▶ Problem description
Copy each line below in which the string "Prevalença" occurs.

## begin

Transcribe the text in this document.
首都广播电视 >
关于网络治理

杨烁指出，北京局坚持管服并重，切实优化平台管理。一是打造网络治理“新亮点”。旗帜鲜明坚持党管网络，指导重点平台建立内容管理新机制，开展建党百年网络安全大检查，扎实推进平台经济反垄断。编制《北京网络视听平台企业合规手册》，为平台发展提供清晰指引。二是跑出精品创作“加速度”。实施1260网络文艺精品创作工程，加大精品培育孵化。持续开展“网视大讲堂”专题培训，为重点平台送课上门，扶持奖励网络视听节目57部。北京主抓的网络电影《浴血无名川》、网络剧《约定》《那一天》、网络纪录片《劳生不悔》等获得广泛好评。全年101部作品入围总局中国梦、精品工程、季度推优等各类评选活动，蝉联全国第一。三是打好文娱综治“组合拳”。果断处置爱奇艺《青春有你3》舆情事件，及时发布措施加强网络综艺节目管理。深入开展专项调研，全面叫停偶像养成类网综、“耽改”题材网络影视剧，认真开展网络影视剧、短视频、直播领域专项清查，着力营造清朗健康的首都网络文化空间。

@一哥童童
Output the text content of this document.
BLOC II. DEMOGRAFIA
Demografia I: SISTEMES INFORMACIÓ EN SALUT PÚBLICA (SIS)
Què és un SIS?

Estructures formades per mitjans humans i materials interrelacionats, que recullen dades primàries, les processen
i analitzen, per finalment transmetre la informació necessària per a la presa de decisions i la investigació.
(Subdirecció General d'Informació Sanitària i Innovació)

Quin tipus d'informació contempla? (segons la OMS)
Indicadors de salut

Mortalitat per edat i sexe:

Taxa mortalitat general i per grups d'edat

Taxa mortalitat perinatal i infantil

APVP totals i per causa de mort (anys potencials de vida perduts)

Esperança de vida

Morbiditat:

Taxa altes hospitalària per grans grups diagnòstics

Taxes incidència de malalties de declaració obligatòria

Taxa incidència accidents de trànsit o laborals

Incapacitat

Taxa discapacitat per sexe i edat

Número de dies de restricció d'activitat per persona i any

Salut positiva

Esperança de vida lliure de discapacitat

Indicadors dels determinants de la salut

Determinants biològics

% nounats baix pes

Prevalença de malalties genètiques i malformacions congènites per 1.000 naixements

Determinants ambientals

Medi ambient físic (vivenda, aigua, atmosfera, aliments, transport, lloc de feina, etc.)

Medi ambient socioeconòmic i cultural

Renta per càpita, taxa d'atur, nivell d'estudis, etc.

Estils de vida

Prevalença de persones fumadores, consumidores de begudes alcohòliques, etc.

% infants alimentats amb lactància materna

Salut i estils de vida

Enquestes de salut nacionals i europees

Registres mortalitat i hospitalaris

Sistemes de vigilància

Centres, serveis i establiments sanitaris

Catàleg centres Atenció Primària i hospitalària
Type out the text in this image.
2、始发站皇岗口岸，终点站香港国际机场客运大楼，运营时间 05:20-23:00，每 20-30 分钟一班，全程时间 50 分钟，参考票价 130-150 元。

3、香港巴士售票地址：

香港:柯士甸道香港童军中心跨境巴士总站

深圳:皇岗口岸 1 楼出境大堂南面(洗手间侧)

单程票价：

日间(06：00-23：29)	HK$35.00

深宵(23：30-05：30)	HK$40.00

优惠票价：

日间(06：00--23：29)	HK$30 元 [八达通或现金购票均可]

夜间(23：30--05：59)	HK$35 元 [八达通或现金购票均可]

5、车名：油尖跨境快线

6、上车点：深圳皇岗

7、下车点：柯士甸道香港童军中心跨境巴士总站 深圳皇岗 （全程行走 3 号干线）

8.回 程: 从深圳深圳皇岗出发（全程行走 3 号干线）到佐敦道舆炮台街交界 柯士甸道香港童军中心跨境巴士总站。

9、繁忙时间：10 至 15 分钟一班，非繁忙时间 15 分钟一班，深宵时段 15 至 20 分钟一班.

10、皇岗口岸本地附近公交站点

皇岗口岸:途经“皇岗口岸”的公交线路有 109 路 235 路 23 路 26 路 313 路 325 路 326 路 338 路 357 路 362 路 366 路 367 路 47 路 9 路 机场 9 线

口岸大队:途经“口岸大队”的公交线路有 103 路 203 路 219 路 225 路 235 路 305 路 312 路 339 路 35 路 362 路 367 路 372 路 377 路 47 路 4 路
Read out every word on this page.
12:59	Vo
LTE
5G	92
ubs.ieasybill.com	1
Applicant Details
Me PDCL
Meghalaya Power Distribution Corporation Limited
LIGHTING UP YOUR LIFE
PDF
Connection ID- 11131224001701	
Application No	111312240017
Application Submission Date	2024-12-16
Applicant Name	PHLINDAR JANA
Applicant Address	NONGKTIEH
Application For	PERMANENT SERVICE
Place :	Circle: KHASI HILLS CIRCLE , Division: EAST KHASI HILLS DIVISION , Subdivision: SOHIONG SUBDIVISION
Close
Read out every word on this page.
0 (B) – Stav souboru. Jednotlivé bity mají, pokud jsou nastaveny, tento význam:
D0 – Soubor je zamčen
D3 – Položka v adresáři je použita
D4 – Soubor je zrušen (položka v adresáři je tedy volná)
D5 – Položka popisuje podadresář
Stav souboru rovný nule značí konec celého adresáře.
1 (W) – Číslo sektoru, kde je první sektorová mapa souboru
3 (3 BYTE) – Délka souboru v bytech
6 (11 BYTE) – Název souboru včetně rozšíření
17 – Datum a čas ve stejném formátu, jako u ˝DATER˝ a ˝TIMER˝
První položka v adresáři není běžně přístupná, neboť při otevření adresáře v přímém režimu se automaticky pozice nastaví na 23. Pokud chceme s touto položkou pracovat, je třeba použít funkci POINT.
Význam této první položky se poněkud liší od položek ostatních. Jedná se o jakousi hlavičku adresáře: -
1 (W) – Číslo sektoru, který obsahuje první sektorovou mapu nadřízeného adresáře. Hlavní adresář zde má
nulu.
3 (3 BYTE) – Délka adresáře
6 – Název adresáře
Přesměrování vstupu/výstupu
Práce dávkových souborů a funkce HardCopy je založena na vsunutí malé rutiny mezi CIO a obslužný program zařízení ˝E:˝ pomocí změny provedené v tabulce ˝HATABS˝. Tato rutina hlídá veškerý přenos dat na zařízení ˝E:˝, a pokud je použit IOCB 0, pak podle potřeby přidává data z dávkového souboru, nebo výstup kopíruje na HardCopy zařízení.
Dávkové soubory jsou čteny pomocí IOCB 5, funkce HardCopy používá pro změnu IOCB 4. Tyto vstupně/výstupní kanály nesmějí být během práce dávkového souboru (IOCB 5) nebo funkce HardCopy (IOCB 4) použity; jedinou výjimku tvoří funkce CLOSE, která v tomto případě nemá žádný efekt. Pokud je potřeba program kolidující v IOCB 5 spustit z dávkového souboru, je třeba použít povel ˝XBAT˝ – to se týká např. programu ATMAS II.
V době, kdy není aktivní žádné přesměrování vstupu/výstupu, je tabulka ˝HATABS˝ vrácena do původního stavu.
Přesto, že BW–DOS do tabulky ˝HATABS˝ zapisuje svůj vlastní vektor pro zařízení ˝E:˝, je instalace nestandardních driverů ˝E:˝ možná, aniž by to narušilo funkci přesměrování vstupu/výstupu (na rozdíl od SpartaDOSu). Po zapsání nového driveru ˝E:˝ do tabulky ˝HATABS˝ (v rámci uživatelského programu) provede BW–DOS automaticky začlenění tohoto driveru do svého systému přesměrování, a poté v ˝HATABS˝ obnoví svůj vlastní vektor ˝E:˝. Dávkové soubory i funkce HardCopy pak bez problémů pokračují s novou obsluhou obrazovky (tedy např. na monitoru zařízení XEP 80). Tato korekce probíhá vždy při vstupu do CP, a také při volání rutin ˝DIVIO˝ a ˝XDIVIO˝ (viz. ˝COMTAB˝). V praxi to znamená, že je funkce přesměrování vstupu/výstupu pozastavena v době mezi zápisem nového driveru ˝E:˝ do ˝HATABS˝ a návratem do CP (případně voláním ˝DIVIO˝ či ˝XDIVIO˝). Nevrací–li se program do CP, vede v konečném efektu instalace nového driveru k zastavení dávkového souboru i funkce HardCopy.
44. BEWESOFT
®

## end

▶ Result of this task
Prevalença de malalties genètiques i malformacions congènites per 1.000 naixements
Prevalença de persones fumadores, consumidores de begudes alcohòliques, etc.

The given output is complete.